▶ **Data in this exercise**

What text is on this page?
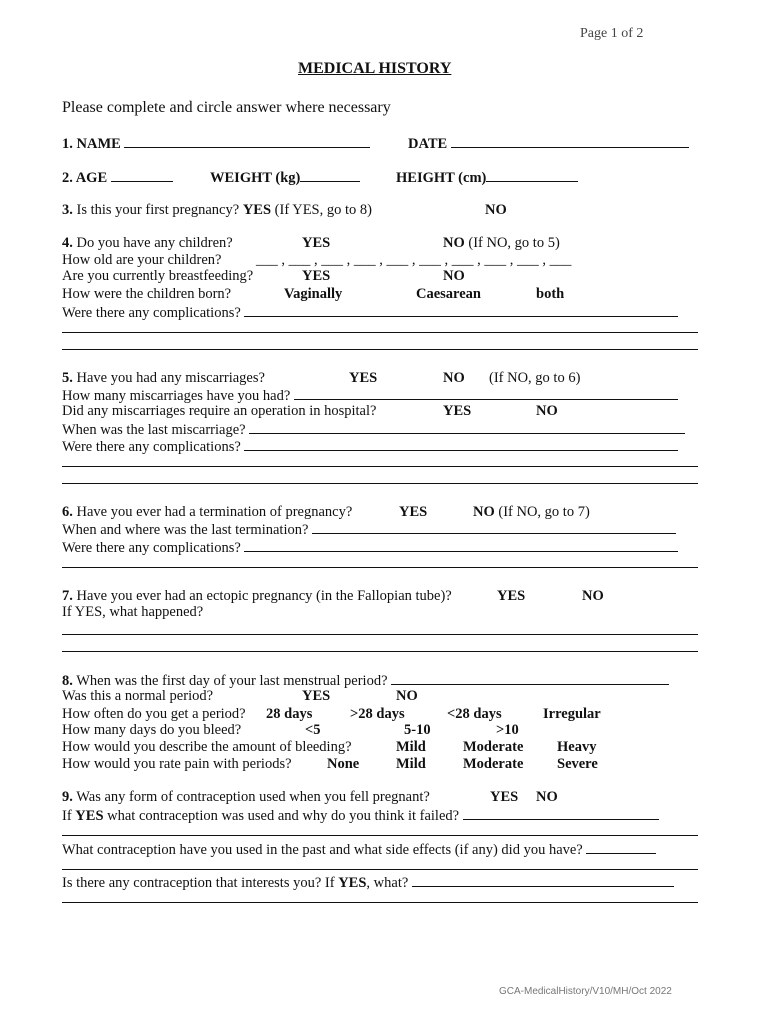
Page 1 of 2
MEDICAL HISTORY
Please complete and circle answer where necessary
1. NAME	DATE
2. AGE	WEIGHT (kg)	HEIGHT (cm)
3. Is this your first pregnancy? YES (If YES, go to 8)	NO
4. Do you have any children?	YES	NO (If NO, go to 5)
How old are your children? ___ , ___ , ___ , ___ , ___ , ___ , ___ , ___ , ___ , ___
Are you currently breastfeeding?	YES	NO
How were the children born?	Vaginally	Caesarean	both
Were there any complications?
5. Have you had any miscarriages?	YES	NO (If NO, go to 6)
How many miscarriages have you had?
Did any miscarriages require an operation in hospital?	YES	NO
When was the last miscarriage?
Were there any complications?
6. Have you ever had a termination of pregnancy?	YES	NO (If NO, go to 7)
When and where was the last termination?
Were there any complications?
7. Have you ever had an ectopic pregnancy (in the Fallopian tube)?	YES	NO
If YES, what happened?
8. When was the first day of your last menstrual period?
Was this a normal period?	YES	NO
How often do you get a period? 28 days	>28 days	<28 days	Irregular
How many days do you bleed?	<5	5-10	>10
How would you describe the amount of bleeding?	Mild	Moderate Heavy
How would you rate pain with periods? None	Mild	Moderate Severe
9. Was any form of contraception used when you fell pregnant?	YES NO
If YES what contraception was used and why do you think it failed?
What contraception have you used in the past and what side effects (if any) did you have?
Is there any contraception that interests you? If YES, what?
GCA-MedicalHistory/V10/MH/Oct 2022
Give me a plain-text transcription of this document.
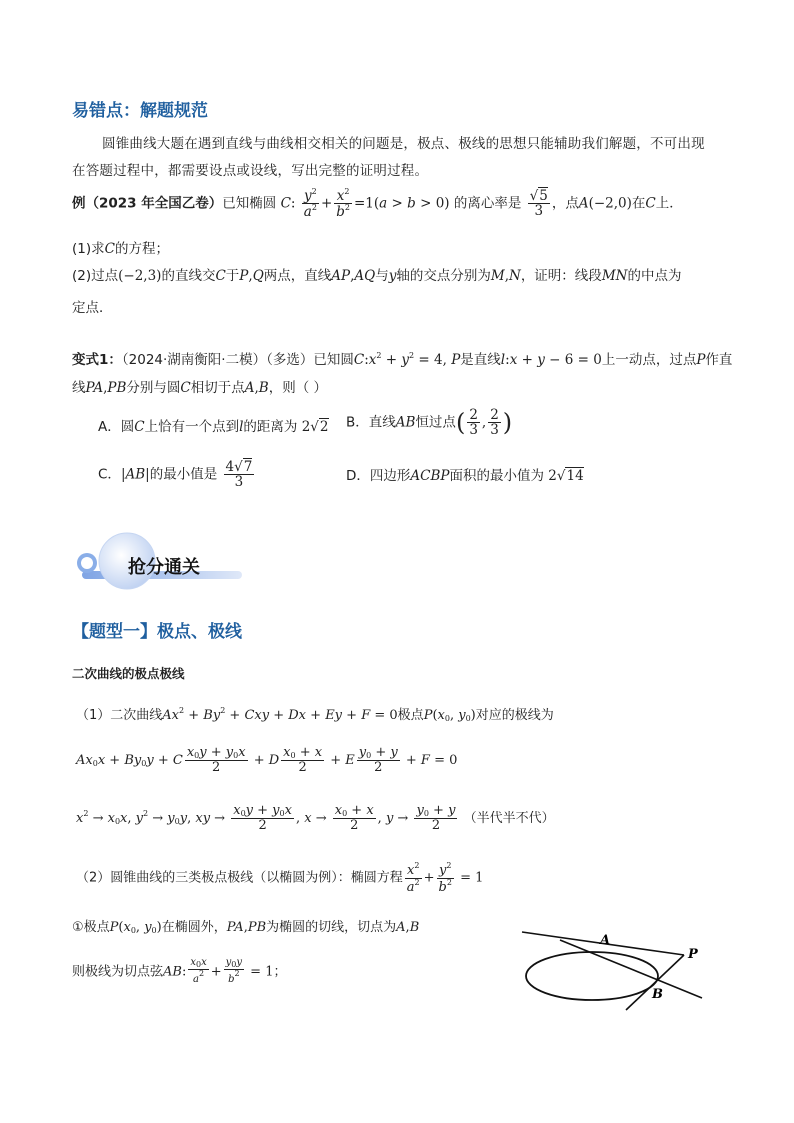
易错点：解题规范
圆锥曲线大题在遇到直线与曲线相交相关的问题是，极点、极线的思想只能辅助我们解题，不可出现
在答题过程中，都需要设点或设线，写出完整的证明过程。
例（2023 年全国乙卷）已知椭圆 C: $\frac{y^2}{a^2} + \frac{x^2}{b^2} =1(a > b > 0)$ 的离心率是 $\frac{√5}{3}$ ，点A(−2,0)在C上．
(1)求C的方程；
(2)过点(−2,3)的直线交C于P,Q两点，直线AP,AQ与y轴的交点分别为M,N，证明：线段MN的中点为
定点．
变式1：（2024·湖南衡阳·二模）（多选）已知圆$C:x^2 + y^2 = 4$, P是直线l:x + y − 6 = 0上一动点，过点P作直
线PA,PB分别与圆C相切于点A,B，则（ ）
A．圆C上恰有一个点到l的距离为 2√2 B．直线AB恒过点( $\frac{2}{3}$ , $\frac{2}{3}$ )
C．|AB|的最小值是 $\frac{4√7}{3}$	D．四边形ACBP面积的最小值为 2√14
抢分通关
【题型一】极点、极线
二次曲线的极点极线
（1）二次曲线$Ax^2 + By^2$ + Cxy + Dx + Ey + F = 0极点$P(x_0$, $y_0$)对应的极线为
$Ax_0x + By_0y + C \frac{x_0y + y_0x}{2} + D \frac{x_0 + x}{2} + E \frac{y_0 + y}{2} + F = 0$
$x^2 \to x_0x$, $y^2 \to y_0y$, xy → $\frac{x_0y + y_0x}{2}$ , $x \to \frac{x_0 + x}{2}$ , $y \to \frac{y_0 + y}{2}$ （半代半不代）
（2）圆锥曲线的三类极点极线（以椭圆为例）：椭圆方程 $\frac{x^2}{a^2} + \frac{y^2}{b^2} = 1$
①极点$P(x_0$, $y_0$)在椭圆外，PA,PB为椭圆的切线，切点为A,B
则极线为切点弦AB: $\frac{x_0x}{a^2} + \frac{y_0y}{b^2} = 1$；
A
B
P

▶ **Challenge**
Repeat everything in the records precisely. Images are excluded from the copy.

▶ **Task result**
What text is on this page?
Page 1 of 2
MEDICAL HISTORY
Please complete and circle answer where necessary
1. NAME	DATE
2. AGE	WEIGHT (kg)	HEIGHT (cm)
3. Is this your first pregnancy? YES (If YES, go to 8)	NO
4. Do you have any children?	YES	NO (If NO, go to 5)
How old are your children? ___ , ___ , ___ , ___ , ___ , ___ , ___ , ___ , ___ , ___
Are you currently breastfeeding?	YES	NO
How were the children born?	Vaginally	Caesarean	both
Were there any complications?
5. Have you had any miscarriages?	YES	NO (If NO, go to 6)
How many miscarriages have you had?
Did any miscarriages require an operation in hospital?	YES	NO
When was the last miscarriage?
Were there any complications?
6. Have you ever had a termination of pregnancy?	YES	NO (If NO, go to 7)
When and where was the last termination?
Were there any complications?
7. Have you ever had an ectopic pregnancy (in the Fallopian tube)?	YES	NO
If YES, what happened?
8. When was the first day of your last menstrual period?
Was this a normal period?	YES	NO
How often do you get a period? 28 days	>28 days	<28 days	Irregular
How many days do you bleed?	<5	5-10	>10
How would you describe the amount of bleeding?	Mild	Moderate Heavy
How would you rate pain with periods? None	Mild	Moderate Severe
9. Was any form of contraception used when you fell pregnant?	YES NO
If YES what contraception was used and why do you think it failed?
What contraception have you used in the past and what side effects (if any) did you have?
Is there any contraception that interests you? If YES, what?
GCA-MedicalHistory/V10/MH/Oct 2022
Give me a plain-text transcription of this document.
易错点：解题规范
圆锥曲线大题在遇到直线与曲线相交相关的问题是，极点、极线的思想只能辅助我们解题，不可出现
在答题过程中，都需要设点或设线，写出完整的证明过程。
例（2023 年全国乙卷）已知椭圆 C: $\frac{y^2}{a^2} + \frac{x^2}{b^2} =1(a > b > 0)$ 的离心率是 $\frac{√5}{3}$ ，点A(−2,0)在C上．
(1)求C的方程；
(2)过点(−2,3)的直线交C于P,Q两点，直线AP,AQ与y轴的交点分别为M,N，证明：线段MN的中点为
定点．
变式1：（2024·湖南衡阳·二模）（多选）已知圆$C:x^2 + y^2 = 4$, P是直线l:x + y − 6 = 0上一动点，过点P作直
线PA,PB分别与圆C相切于点A,B，则（ ）
A．圆C上恰有一个点到l的距离为 2√2 B．直线AB恒过点( $\frac{2}{3}$ , $\frac{2}{3}$ )
C．|AB|的最小值是 $\frac{4√7}{3}$	D．四边形ACBP面积的最小值为 2√14
抢分通关
【题型一】极点、极线
二次曲线的极点极线
（1）二次曲线$Ax^2 + By^2$ + Cxy + Dx + Ey + F = 0极点$P(x_0$, $y_0$)对应的极线为
$Ax_0x + By_0y + C \frac{x_0y + y_0x}{2} + D \frac{x_0 + x}{2} + E \frac{y_0 + y}{2} + F = 0$
$x^2 \to x_0x$, $y^2 \to y_0y$, xy → $\frac{x_0y + y_0x}{2}$ , $x \to \frac{x_0 + x}{2}$ , $y \to \frac{y_0 + y}{2}$ （半代半不代）
（2）圆锥曲线的三类极点极线（以椭圆为例）：椭圆方程 $\frac{x^2}{a^2} + \frac{y^2}{b^2} = 1$
①极点$P(x_0$, $y_0$)在椭圆外，PA,PB为椭圆的切线，切点为A,B
则极线为切点弦AB: $\frac{x_0x}{a^2} + \frac{y_0y}{b^2} = 1$；
A
B
P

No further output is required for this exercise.